Items drawn from a data source
------
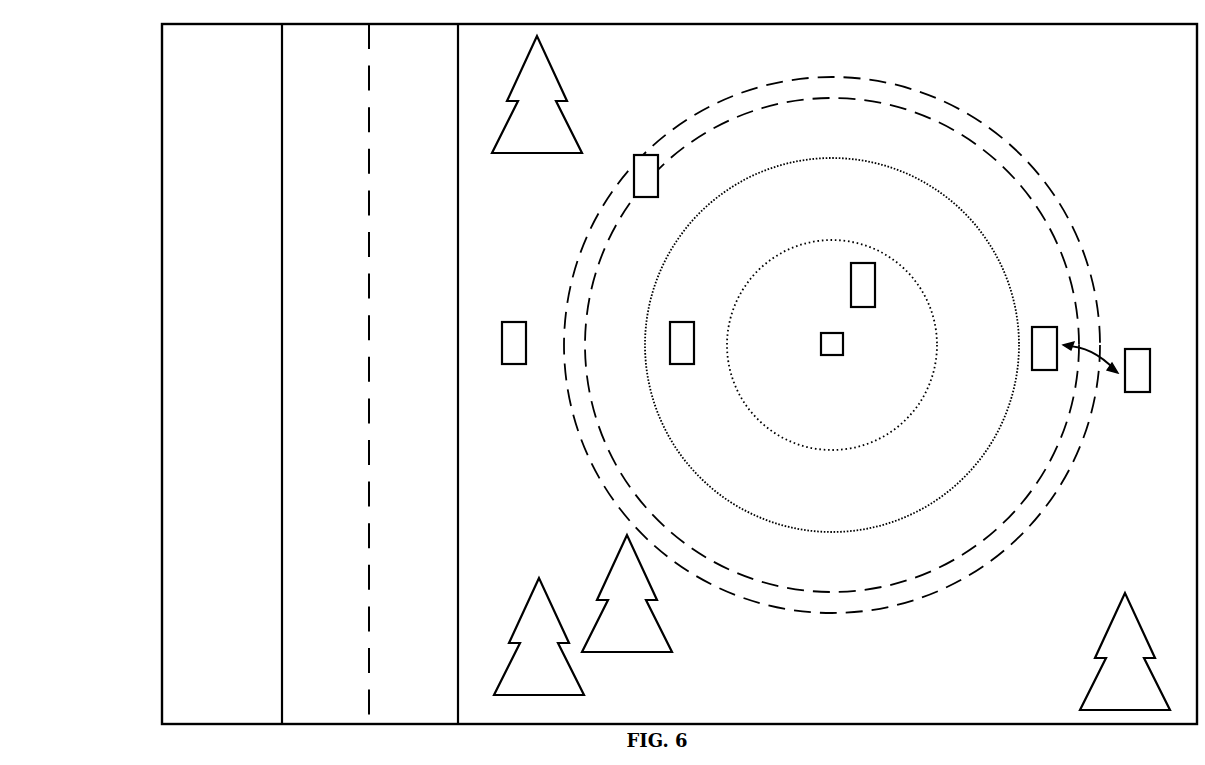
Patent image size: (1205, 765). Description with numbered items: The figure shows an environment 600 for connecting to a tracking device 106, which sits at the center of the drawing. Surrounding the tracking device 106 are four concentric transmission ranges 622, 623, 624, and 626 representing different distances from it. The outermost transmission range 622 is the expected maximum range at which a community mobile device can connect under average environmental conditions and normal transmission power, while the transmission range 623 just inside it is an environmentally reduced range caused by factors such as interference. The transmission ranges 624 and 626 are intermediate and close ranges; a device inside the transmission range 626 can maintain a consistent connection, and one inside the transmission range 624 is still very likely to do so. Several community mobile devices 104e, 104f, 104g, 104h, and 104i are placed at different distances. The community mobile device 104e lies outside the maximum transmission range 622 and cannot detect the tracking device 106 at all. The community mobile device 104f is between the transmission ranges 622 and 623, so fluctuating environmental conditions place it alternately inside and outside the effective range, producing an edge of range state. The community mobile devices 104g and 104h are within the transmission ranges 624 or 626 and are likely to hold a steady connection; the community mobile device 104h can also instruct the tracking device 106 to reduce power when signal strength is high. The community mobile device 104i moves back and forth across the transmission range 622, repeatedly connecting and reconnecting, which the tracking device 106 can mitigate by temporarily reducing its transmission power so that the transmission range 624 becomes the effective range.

The environment 600 is at (1180, 49).
The transmission range 622 is at (820, 74).
The transmission range 623 is at (820, 95).
The transmission range 624 is at (820, 155).
The transmission range 626 is at (832, 337).
The community mobile device 104e is at (514, 355).
The community mobile device 104f is at (650, 186).
The community mobile device 104g is at (683, 355).
The community mobile device 104h is at (866, 296).
The community mobile device 104i is at (1091, 370).
The tracking device 106 is at (835, 365).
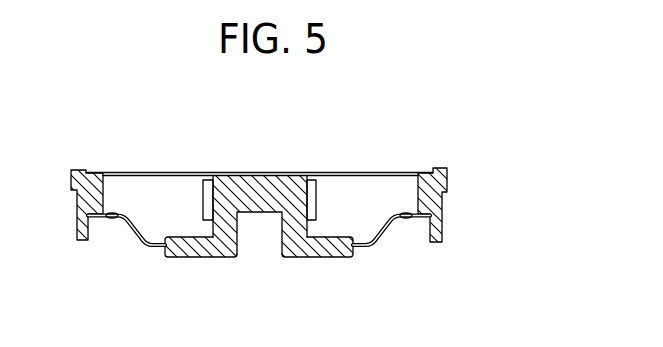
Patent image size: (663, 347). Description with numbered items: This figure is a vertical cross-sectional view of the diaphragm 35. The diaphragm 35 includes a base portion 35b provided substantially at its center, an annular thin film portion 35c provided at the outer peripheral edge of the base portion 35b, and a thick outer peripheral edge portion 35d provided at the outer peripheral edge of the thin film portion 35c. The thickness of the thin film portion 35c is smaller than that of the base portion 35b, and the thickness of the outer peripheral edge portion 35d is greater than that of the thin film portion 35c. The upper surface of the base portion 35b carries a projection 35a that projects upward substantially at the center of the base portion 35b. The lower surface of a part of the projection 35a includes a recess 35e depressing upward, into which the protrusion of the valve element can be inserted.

The diaphragm 35 is at (395, 130).
The projection 35a is at (253, 190).
The base portion 35b is at (297, 244).
The thin film portion 35c is at (387, 228).
The outer peripheral edge portion 35d is at (448, 177).
The recess 35e is at (264, 240).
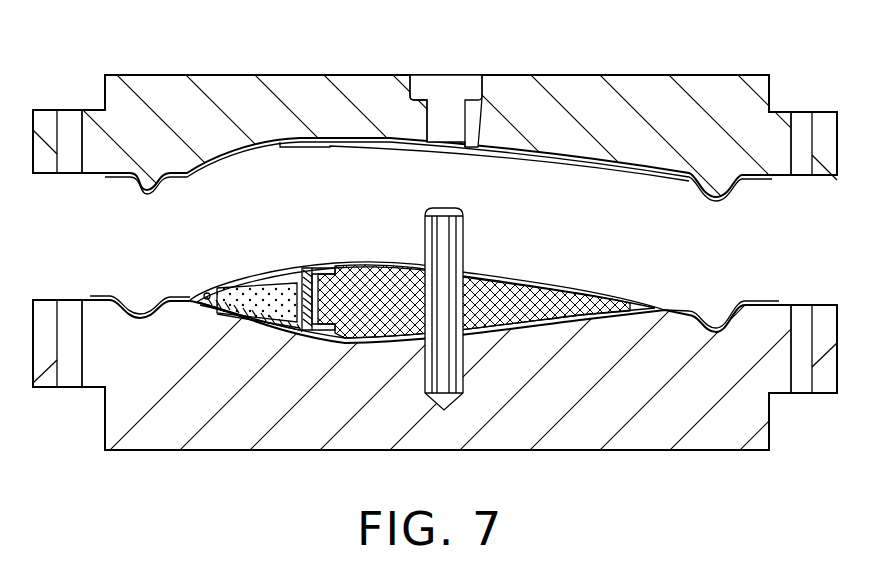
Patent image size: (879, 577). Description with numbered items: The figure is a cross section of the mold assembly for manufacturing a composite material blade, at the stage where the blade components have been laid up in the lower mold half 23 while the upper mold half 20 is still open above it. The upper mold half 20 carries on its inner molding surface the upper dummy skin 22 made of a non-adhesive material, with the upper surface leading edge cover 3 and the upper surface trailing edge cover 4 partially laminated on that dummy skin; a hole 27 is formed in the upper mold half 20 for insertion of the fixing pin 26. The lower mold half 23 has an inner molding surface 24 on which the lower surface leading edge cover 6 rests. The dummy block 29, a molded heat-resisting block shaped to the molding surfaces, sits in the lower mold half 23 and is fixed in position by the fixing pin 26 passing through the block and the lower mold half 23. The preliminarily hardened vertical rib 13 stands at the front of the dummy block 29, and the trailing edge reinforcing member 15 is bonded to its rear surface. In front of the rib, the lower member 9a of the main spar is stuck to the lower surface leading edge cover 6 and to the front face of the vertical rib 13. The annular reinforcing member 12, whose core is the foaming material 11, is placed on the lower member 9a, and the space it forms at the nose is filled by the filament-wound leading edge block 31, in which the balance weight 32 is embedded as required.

The upper mold half 20 is at (718, 85).
The hole 27 is at (445, 108).
The upper surface leading edge cover 3 is at (250, 146).
The upper dummy skin 22 is at (443, 150).
The upper surface trailing edge cover 4 is at (742, 184).
The lower mold half 23 is at (664, 452).
The leading edge block 31 is at (197, 298).
The balance weight 32 is at (207, 292).
The annular reinforcing member 12 is at (243, 285).
The vertical rib 13 is at (322, 266).
The fixing pin 26 is at (465, 220).
The dummy block 29 is at (556, 282).
The trailing edge reinforcing member 15 is at (640, 300).
The inner molding surface 24 is at (626, 320).
The lower surface leading edge cover 6 is at (200, 323).
The lower member of the main spar 9a is at (230, 330).
The foaming material 11 is at (267, 337).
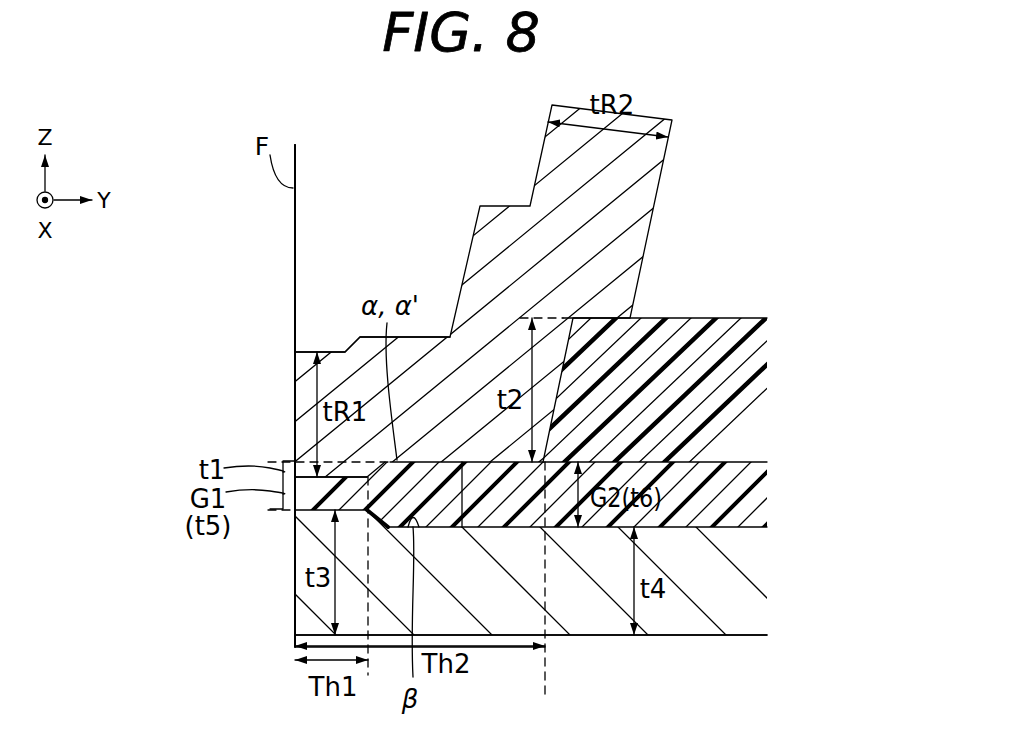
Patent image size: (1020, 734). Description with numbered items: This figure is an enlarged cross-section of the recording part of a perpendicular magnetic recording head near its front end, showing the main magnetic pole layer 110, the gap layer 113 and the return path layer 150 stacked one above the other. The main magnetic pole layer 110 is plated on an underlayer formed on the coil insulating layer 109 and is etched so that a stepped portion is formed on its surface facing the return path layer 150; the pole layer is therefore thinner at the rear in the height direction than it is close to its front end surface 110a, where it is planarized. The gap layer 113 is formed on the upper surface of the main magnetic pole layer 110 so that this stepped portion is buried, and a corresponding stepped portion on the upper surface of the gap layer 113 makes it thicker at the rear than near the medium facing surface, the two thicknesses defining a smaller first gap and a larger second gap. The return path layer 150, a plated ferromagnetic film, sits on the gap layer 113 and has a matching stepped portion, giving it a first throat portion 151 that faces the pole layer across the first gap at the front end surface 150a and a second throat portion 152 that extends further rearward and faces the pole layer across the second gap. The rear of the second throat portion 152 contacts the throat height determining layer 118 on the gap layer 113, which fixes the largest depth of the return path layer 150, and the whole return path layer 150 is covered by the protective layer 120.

The protective layer 120 is at (314, 251).
The return path layer 150 is at (627, 238).
The front end surface 150a is at (294, 385).
The throat height determining layer 118 is at (733, 327).
The gap layer 113 is at (748, 500).
The main magnetic pole layer 110 is at (748, 576).
The coil insulating layer 109 is at (748, 641).
The front end surface 110a is at (295, 580).
The first throat portion 151 is at (340, 478).
The second throat portion 152 is at (470, 440).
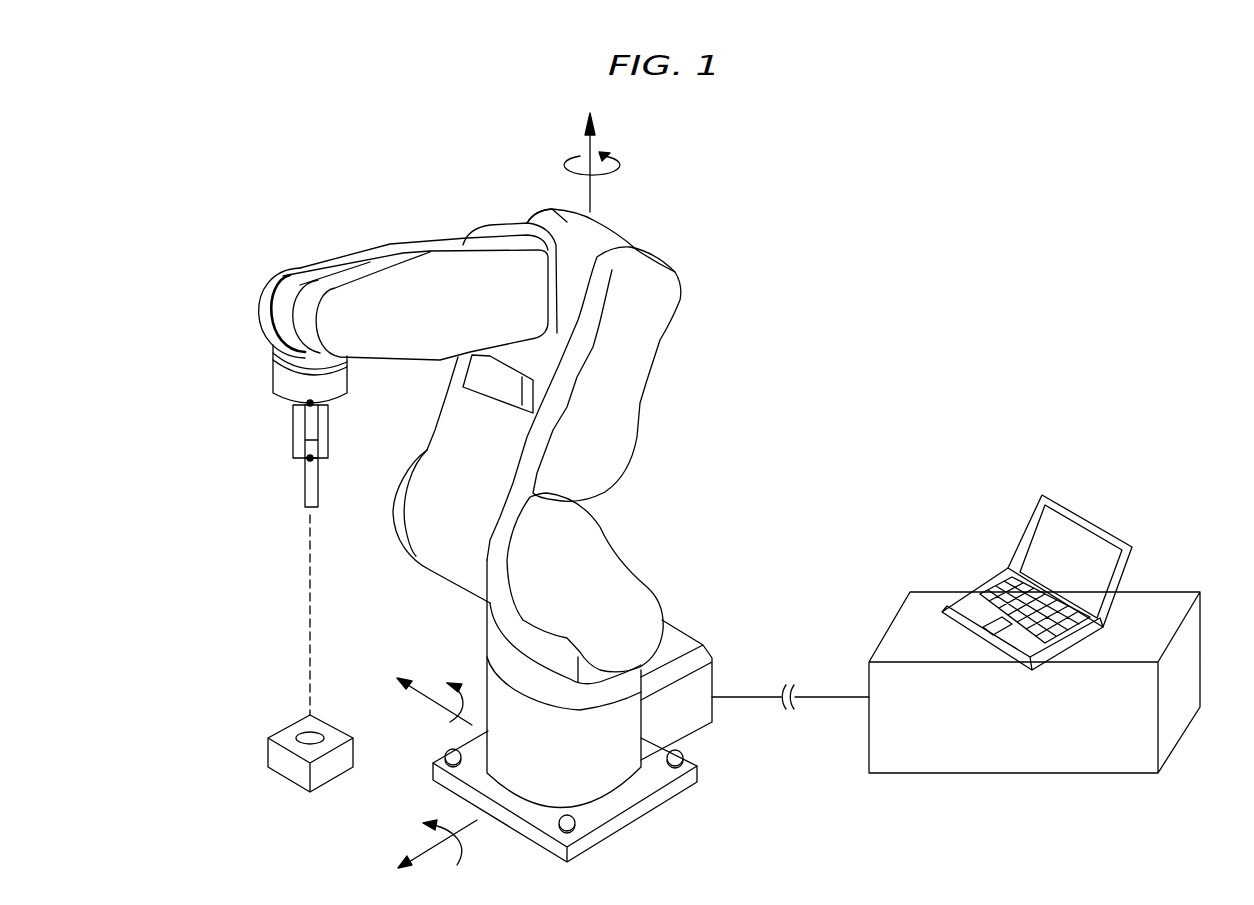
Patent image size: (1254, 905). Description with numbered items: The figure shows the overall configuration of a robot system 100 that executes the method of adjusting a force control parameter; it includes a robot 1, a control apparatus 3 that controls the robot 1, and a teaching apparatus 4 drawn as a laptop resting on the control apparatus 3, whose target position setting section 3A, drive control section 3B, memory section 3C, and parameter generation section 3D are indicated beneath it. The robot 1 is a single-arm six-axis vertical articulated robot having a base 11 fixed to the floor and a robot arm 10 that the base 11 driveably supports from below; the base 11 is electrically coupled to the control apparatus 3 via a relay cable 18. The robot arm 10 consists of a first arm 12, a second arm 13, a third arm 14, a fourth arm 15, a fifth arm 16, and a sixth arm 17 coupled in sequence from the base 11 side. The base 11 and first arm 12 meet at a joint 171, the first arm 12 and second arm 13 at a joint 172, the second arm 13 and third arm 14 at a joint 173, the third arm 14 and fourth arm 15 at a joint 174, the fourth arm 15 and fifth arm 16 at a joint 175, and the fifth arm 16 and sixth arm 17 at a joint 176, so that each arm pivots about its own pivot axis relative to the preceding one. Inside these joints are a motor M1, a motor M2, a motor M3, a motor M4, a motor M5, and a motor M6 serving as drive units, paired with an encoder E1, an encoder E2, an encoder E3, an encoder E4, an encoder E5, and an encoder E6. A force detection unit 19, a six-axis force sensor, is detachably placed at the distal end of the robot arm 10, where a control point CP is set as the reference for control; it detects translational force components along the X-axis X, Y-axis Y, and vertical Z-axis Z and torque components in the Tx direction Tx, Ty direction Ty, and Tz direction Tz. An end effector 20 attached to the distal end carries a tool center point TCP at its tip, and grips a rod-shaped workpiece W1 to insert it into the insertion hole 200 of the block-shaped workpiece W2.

The robot 1 is at (752, 198).
The control apparatus 3 is at (1158, 585).
The target position setting section 3A is at (923, 738).
The drive control section 3B is at (991, 738).
The memory section 3C is at (1059, 738).
The parameter generation section 3D is at (1129, 738).
The teaching apparatus 4 is at (1090, 508).
The robot arm 10 is at (683, 267).
The base 11 is at (563, 780).
The first arm 12 is at (665, 610).
The second arm 13 is at (620, 433).
The third arm 14 is at (598, 218).
The fourth arm 15 is at (463, 270).
The fifth arm 16 is at (283, 274).
The sixth arm 17 is at (270, 360).
The relay cable 18 is at (828, 700).
The force detection unit 19 is at (348, 372).
The end effector 20 is at (292, 428).
The robot system 100 is at (1092, 195).
The joint 171 is at (507, 653).
The joint 172 is at (393, 517).
The joint 173 is at (560, 243).
The joint 174 is at (515, 220).
The joint 175 is at (307, 265).
The joint 176 is at (347, 360).
The insertion hole 200 is at (295, 735).
The control point CP is at (305, 401).
The tool center point TCP is at (305, 462).
The workpiece W1 is at (305, 494).
The workpiece W2 is at (290, 768).
The motor M1 is at (693, 797).
The encoder E1 is at (607, 743).
The motor M2 is at (679, 562).
The encoder E2 is at (593, 587).
The motor M3 is at (677, 463).
The encoder E3 is at (590, 467).
The motor M4 is at (680, 320).
The encoder E4 is at (572, 280).
The motor M5 is at (415, 220).
The encoder E5 is at (443, 300).
The motor M6 is at (197, 293).
The encoder E6 is at (262, 294).
The X-axis X is at (422, 689).
The Y-axis Y is at (428, 849).
The Z-axis Z is at (590, 147).
The Tx direction Tx is at (440, 722).
The Ty direction Ty is at (455, 852).
The Tz direction Tz is at (617, 167).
------
Rewrite the material above as a Markdown table with the columns "No." and "Line," starting from the line with "Patent image size: (1254, 905)." and continuing through the line with "The memory section 3C is at (1059, 738).". Number each row and skip any blank lines.

| No. | Line |
|---|---|
| 1 | Patent image size: (1254, 905). Description with numbered items: The figure shows the overall configuration of a robot system 100 that executes the method of adjusting a force control parameter; it includes a robot 1, a control apparatus 3 that controls the robot 1, and a teaching apparatus 4 drawn as a laptop resting on the control apparatus 3, whose target position setting section 3A, drive control section 3B, memory section 3C, and parameter generation section 3D are indicated beneath it. The robot 1 is a single-arm six-axis vertical articulated robot having a base 11 fixed to the floor and a robot arm 10 that the base 11 driveably supports from below; the base 11 is electrically coupled to the control apparatus 3 via a relay cable 18. The robot arm 10 consists of a first arm 12, a second arm 13, a third arm 14, a fourth arm 15, a fifth arm 16, and a sixth arm 17 coupled in sequence from the base 11 side. The base 11 and first arm 12 meet at a joint 171, the first arm 12 and second arm 13 at a joint 172, the second arm 13 and third arm 14 at a joint 173, the third arm 14 and fourth arm 15 at a joint 174, the fourth arm 15 and fifth arm 16 at a joint 175, and the fifth arm 16 and sixth arm 17 at a joint 176, so that each arm pivots about its own pivot axis relative to the preceding one. Inside these joints are a motor M1, a motor M2, a motor M3, a motor M4, a motor M5, and a motor M6 serving as drive units, paired with an encoder E1, an encoder E2, an encoder E3, an encoder E4, an encoder E5, and an encoder E6. A force detection unit 19, a six-axis force sensor, is detachably placed at the distal end of the robot arm 10, where a control point CP is set as the reference for control; it detects translational force components along the X-axis X, Y-axis Y, and vertical Z-axis Z and torque components in the Tx direction Tx, Ty direction Ty, and Tz direction Tz. An end effector 20 attached to the distal end carries a tool center point TCP at its tip, and grips a rod-shaped workpiece W1 to insert it into the insertion hole 200 of the block-shaped workpiece W2. |
| 2 | The robot 1 is at (752, 198). |
| 3 | The control apparatus 3 is at (1158, 585). |
| 4 | The target position setting section 3A is at (923, 738). |
| 5 | The drive control section 3B is at (991, 738). |
| 6 | The memory section 3C is at (1059, 738). |